## Input for this task
^^^^^^^^^^^^^^^^
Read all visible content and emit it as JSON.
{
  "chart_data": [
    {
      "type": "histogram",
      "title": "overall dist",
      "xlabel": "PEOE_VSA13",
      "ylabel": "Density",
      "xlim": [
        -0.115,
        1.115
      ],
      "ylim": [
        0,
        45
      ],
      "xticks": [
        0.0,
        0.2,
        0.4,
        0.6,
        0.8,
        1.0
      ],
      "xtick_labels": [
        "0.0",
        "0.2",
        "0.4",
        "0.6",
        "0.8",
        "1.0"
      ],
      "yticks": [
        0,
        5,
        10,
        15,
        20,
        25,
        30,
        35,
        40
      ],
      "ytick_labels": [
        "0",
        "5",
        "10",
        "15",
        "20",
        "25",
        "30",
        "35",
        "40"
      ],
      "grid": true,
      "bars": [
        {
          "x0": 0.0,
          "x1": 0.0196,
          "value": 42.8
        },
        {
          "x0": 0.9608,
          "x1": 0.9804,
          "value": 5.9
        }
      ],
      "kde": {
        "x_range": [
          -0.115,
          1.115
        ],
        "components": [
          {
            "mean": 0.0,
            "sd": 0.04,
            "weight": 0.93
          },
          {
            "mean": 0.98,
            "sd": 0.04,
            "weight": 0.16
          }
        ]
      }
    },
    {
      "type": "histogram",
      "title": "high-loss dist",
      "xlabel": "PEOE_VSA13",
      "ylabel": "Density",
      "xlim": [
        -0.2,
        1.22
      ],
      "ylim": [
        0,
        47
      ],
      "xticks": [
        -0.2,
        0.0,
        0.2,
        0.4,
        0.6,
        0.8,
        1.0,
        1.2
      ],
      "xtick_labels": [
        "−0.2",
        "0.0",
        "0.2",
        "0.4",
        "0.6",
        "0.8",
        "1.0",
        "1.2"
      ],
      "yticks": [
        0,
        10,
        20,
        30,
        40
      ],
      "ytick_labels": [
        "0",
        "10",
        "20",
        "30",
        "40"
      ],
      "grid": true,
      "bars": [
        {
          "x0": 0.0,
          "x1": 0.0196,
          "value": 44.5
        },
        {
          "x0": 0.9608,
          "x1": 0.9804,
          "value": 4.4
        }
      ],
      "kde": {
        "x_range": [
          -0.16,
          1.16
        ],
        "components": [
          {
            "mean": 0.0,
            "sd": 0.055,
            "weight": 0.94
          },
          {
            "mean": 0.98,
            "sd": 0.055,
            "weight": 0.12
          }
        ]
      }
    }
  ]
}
^^^^^^^^^^^^^^^^
Reproduce the listing above verbatim, from first line to last.

## Correct output
Read all visible content and emit it as JSON.
{
  "chart_data": [
    {
      "type": "histogram",
      "title": "overall dist",
      "xlabel": "PEOE_VSA13",
      "ylabel": "Density",
      "xlim": [
        -0.115,
        1.115
      ],
      "ylim": [
        0,
        45
      ],
      "xticks": [
        0.0,
        0.2,
        0.4,
        0.6,
        0.8,
        1.0
      ],
      "xtick_labels": [
        "0.0",
        "0.2",
        "0.4",
        "0.6",
        "0.8",
        "1.0"
      ],
      "yticks": [
        0,
        5,
        10,
        15,
        20,
        25,
        30,
        35,
        40
      ],
      "ytick_labels": [
        "0",
        "5",
        "10",
        "15",
        "20",
        "25",
        "30",
        "35",
        "40"
      ],
      "grid": true,
      "bars": [
        {
          "x0": 0.0,
          "x1": 0.0196,
          "value": 42.8
        },
        {
          "x0": 0.9608,
          "x1": 0.9804,
          "value": 5.9
        }
      ],
      "kde": {
        "x_range": [
          -0.115,
          1.115
        ],
        "components": [
          {
            "mean": 0.0,
            "sd": 0.04,
            "weight": 0.93
          },
          {
            "mean": 0.98,
            "sd": 0.04,
            "weight": 0.16
          }
        ]
      }
    },
    {
      "type": "histogram",
      "title": "high-loss dist",
      "xlabel": "PEOE_VSA13",
      "ylabel": "Density",
      "xlim": [
        -0.2,
        1.22
      ],
      "ylim": [
        0,
        47
      ],
      "xticks": [
        -0.2,
        0.0,
        0.2,
        0.4,
        0.6,
        0.8,
        1.0,
        1.2
      ],
      "xtick_labels": [
        "−0.2",
        "0.0",
        "0.2",
        "0.4",
        "0.6",
        "0.8",
        "1.0",
        "1.2"
      ],
      "yticks": [
        0,
        10,
        20,
        30,
        40
      ],
      "ytick_labels": [
        "0",
        "10",
        "20",
        "30",
        "40"
      ],
      "grid": true,
      "bars": [
        {
          "x0": 0.0,
          "x1": 0.0196,
          "value": 44.5
        },
        {
          "x0": 0.9608,
          "x1": 0.9804,
          "value": 4.4
        }
      ],
      "kde": {
        "x_range": [
          -0.16,
          1.16
        ],
        "components": [
          {
            "mean": 0.0,
            "sd": 0.055,
            "weight": 0.94
          },
          {
            "mean": 0.98,
            "sd": 0.055,
            "weight": 0.12
          }
        ]
      }
    }
  ]
}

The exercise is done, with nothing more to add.